### Supplied records ###

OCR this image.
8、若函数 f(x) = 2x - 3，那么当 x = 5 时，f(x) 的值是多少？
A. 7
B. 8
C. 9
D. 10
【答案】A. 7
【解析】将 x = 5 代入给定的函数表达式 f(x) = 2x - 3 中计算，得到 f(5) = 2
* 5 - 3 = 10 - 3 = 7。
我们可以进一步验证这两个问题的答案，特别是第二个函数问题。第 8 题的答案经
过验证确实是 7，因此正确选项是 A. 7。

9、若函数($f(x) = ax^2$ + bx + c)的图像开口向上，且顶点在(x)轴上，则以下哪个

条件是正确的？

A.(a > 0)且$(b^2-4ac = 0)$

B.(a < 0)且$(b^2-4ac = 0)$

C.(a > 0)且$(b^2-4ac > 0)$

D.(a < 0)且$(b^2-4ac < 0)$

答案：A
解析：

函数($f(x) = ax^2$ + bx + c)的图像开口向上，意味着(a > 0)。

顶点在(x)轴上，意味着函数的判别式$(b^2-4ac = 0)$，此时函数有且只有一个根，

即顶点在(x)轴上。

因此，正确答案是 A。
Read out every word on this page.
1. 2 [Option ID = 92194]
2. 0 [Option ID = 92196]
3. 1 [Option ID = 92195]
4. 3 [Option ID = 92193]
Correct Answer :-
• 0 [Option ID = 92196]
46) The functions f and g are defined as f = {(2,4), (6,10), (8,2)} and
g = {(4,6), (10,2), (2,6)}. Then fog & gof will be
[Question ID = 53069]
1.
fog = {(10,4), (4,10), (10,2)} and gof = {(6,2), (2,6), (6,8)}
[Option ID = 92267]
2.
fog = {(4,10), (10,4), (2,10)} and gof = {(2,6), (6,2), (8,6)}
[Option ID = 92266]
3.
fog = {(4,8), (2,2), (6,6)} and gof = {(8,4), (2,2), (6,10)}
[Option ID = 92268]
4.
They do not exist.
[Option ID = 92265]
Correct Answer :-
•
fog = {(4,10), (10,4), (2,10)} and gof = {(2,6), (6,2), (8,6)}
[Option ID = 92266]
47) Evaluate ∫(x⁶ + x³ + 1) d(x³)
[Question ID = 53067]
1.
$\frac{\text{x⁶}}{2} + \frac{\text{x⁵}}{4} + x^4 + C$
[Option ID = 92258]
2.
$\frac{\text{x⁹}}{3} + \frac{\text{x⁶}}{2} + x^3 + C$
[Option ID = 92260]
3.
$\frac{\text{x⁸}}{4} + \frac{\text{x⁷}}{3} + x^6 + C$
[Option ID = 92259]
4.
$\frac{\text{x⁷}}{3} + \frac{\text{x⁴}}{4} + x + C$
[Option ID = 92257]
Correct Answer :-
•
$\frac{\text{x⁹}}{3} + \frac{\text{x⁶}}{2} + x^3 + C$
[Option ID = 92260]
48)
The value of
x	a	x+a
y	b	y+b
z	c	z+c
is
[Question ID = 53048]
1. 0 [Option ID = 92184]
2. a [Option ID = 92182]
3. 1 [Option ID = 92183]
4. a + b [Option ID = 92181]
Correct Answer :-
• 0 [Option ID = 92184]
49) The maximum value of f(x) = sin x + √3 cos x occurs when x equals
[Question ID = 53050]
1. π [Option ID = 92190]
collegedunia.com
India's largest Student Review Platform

###

** Exercise brief **
From the listing above, extract every line exactly as it stands.

** Task answer **
OCR this image.
8、若函数 f(x) = 2x - 3，那么当 x = 5 时，f(x) 的值是多少？
A. 7
B. 8
C. 9
D. 10
【答案】A. 7
【解析】将 x = 5 代入给定的函数表达式 f(x) = 2x - 3 中计算，得到 f(5) = 2
* 5 - 3 = 10 - 3 = 7。
我们可以进一步验证这两个问题的答案，特别是第二个函数问题。第 8 题的答案经
过验证确实是 7，因此正确选项是 A. 7。

9、若函数($f(x) = ax^2$ + bx + c)的图像开口向上，且顶点在(x)轴上，则以下哪个

条件是正确的？

A.(a > 0)且$(b^2-4ac = 0)$

B.(a < 0)且$(b^2-4ac = 0)$

C.(a > 0)且$(b^2-4ac > 0)$

D.(a < 0)且$(b^2-4ac < 0)$

答案：A
解析：

函数($f(x) = ax^2$ + bx + c)的图像开口向上，意味着(a > 0)。

顶点在(x)轴上，意味着函数的判别式$(b^2-4ac = 0)$，此时函数有且只有一个根，

即顶点在(x)轴上。

因此，正确答案是 A。
Read out every word on this page.
1. 2 [Option ID = 92194]
2. 0 [Option ID = 92196]
3. 1 [Option ID = 92195]
4. 3 [Option ID = 92193]
Correct Answer :-
• 0 [Option ID = 92196]
46) The functions f and g are defined as f = {(2,4), (6,10), (8,2)} and
g = {(4,6), (10,2), (2,6)}. Then fog & gof will be
[Question ID = 53069]
1.
fog = {(10,4), (4,10), (10,2)} and gof = {(6,2), (2,6), (6,8)}
[Option ID = 92267]
2.
fog = {(4,10), (10,4), (2,10)} and gof = {(2,6), (6,2), (8,6)}
[Option ID = 92266]
3.
fog = {(4,8), (2,2), (6,6)} and gof = {(8,4), (2,2), (6,10)}
[Option ID = 92268]
4.
They do not exist.
[Option ID = 92265]
Correct Answer :-
•
fog = {(4,10), (10,4), (2,10)} and gof = {(2,6), (6,2), (8,6)}
[Option ID = 92266]
47) Evaluate ∫(x⁶ + x³ + 1) d(x³)
[Question ID = 53067]
1.
$\frac{\text{x⁶}}{2} + \frac{\text{x⁵}}{4} + x^4 + C$
[Option ID = 92258]
2.
$\frac{\text{x⁹}}{3} + \frac{\text{x⁶}}{2} + x^3 + C$
[Option ID = 92260]
3.
$\frac{\text{x⁸}}{4} + \frac{\text{x⁷}}{3} + x^6 + C$
[Option ID = 92259]
4.
$\frac{\text{x⁷}}{3} + \frac{\text{x⁴}}{4} + x + C$
[Option ID = 92257]
Correct Answer :-
•
$\frac{\text{x⁹}}{3} + \frac{\text{x⁶}}{2} + x^3 + C$
[Option ID = 92260]
48)
The value of
x	a	x+a
y	b	y+b
z	c	z+c
is
[Question ID = 53048]
1. 0 [Option ID = 92184]
2. a [Option ID = 92182]
3. 1 [Option ID = 92183]
4. a + b [Option ID = 92181]
Correct Answer :-
• 0 [Option ID = 92184]
49) The maximum value of f(x) = sin x + √3 cos x occurs when x equals
[Question ID = 53050]
1. π [Option ID = 92190]
collegedunia.com
India's largest Student Review Platform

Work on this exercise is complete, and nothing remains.